Task statement: The records below must be transcribed exactly. Do not include the pictures.

[Dataset items]
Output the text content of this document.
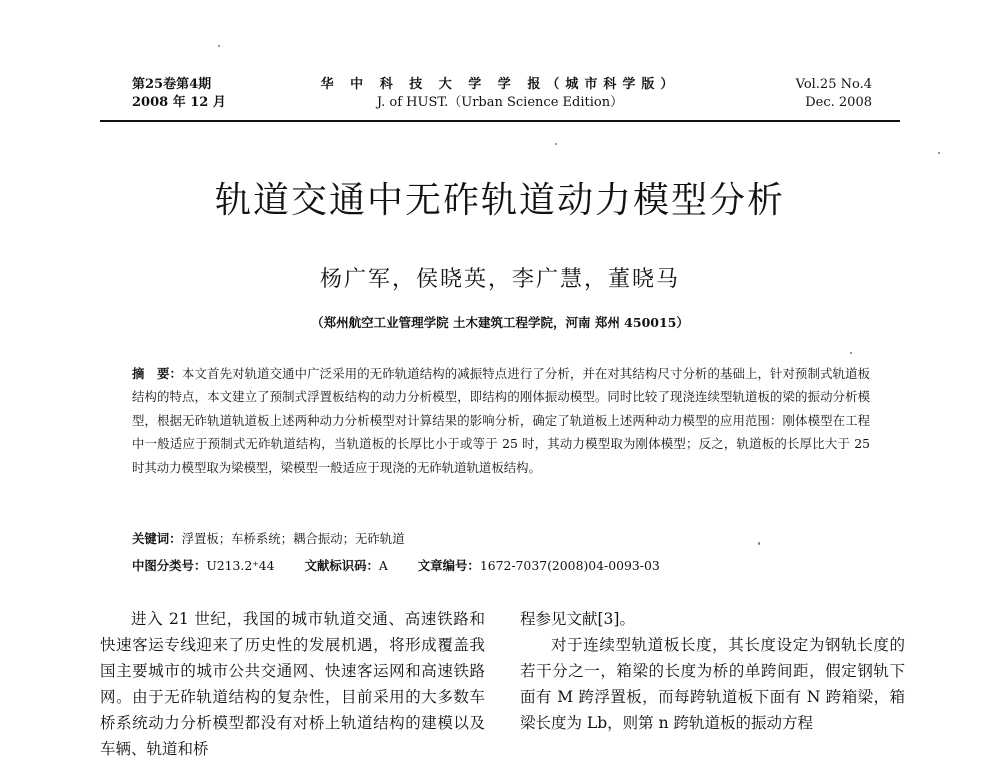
第25卷第4期
2008 年 12 月
华 中 科 技 大 学 学 报（城市科学版）
J. of HUST.（Urban Science Edition）
Vol.25 No.4
Dec. 2008
轨道交通中无砟轨道动力模型分析
杨广军，侯晓英，李广慧，董晓马
（郑州航空工业管理学院 土木建筑工程学院，河南 郑州 450015）
摘　要：本文首先对轨道交通中广泛采用的无砟轨道结构的减振特点进行了分析，并在对其结构尺寸分析的基础上，针对预制式轨道板结构的特点，本文建立了预制式浮置板结构的动力分析模型，即结构的刚体振动模型。同时比较了现浇连续型轨道板的梁的振动分析模型，根据无砟轨道轨道板上述两种动力分析模型对计算结果的影响分析，确定了轨道板上述两种动力模型的应用范围：刚体模型在工程中一般适应于预制式无砟轨道结构，当轨道板的长厚比小于或等于 25 时，其动力模型取为刚体模型；反之，轨道板的长厚比大于 25 时其动力模型取为梁模型，梁模型一般适应于现浇的无砟轨道轨道板结构。
关键词：浮置板；车桥系统；耦合振动；无砟轨道
中图分类号：U213.2⁺44 文献标识码：A 文章编号：1672-7037(2008)04-0093-03
进入 21 世纪，我国的城市轨道交通、高速铁路和快速客运专线迎来了历史性的发展机遇，将形成覆盖我国主要城市的城市公共交通网、快速客运网和高速铁路网。由于无砟轨道结构的复杂性，目前采用的大多数车桥系统动力分析模型都没有对桥上轨道结构的建模以及车辆、轨道和桥

程参见文献[3]。

对于连续型轨道板长度，其长度设定为钢轨长度的若干分之一，箱梁的长度为桥的单跨间距，假定钢轨下面有 M 跨浮置板，而每跨轨道板下面有 N 跨箱梁，箱梁长度为 Lb，则第 n 跨轨道板的振动方程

Response:
Output the text content of this document.
第25卷第4期
2008 年 12 月
华 中 科 技 大 学 学 报（城市科学版）
J. of HUST.（Urban Science Edition）
Vol.25 No.4
Dec. 2008
轨道交通中无砟轨道动力模型分析
杨广军，侯晓英，李广慧，董晓马
（郑州航空工业管理学院 土木建筑工程学院，河南 郑州 450015）
摘　要：本文首先对轨道交通中广泛采用的无砟轨道结构的减振特点进行了分析，并在对其结构尺寸分析的基础上，针对预制式轨道板结构的特点，本文建立了预制式浮置板结构的动力分析模型，即结构的刚体振动模型。同时比较了现浇连续型轨道板的梁的振动分析模型，根据无砟轨道轨道板上述两种动力分析模型对计算结果的影响分析，确定了轨道板上述两种动力模型的应用范围：刚体模型在工程中一般适应于预制式无砟轨道结构，当轨道板的长厚比小于或等于 25 时，其动力模型取为刚体模型；反之，轨道板的长厚比大于 25 时其动力模型取为梁模型，梁模型一般适应于现浇的无砟轨道轨道板结构。
关键词：浮置板；车桥系统；耦合振动；无砟轨道
中图分类号：U213.2⁺44 文献标识码：A 文章编号：1672-7037(2008)04-0093-03
进入 21 世纪，我国的城市轨道交通、高速铁路和快速客运专线迎来了历史性的发展机遇，将形成覆盖我国主要城市的城市公共交通网、快速客运网和高速铁路网。由于无砟轨道结构的复杂性，目前采用的大多数车桥系统动力分析模型都没有对桥上轨道结构的建模以及车辆、轨道和桥

程参见文献[3]。

对于连续型轨道板长度，其长度设定为钢轨长度的若干分之一，箱梁的长度为桥的单跨间距，假定钢轨下面有 M 跨浮置板，而每跨轨道板下面有 N 跨箱梁，箱梁长度为 Lb，则第 n 跨轨道板的振动方程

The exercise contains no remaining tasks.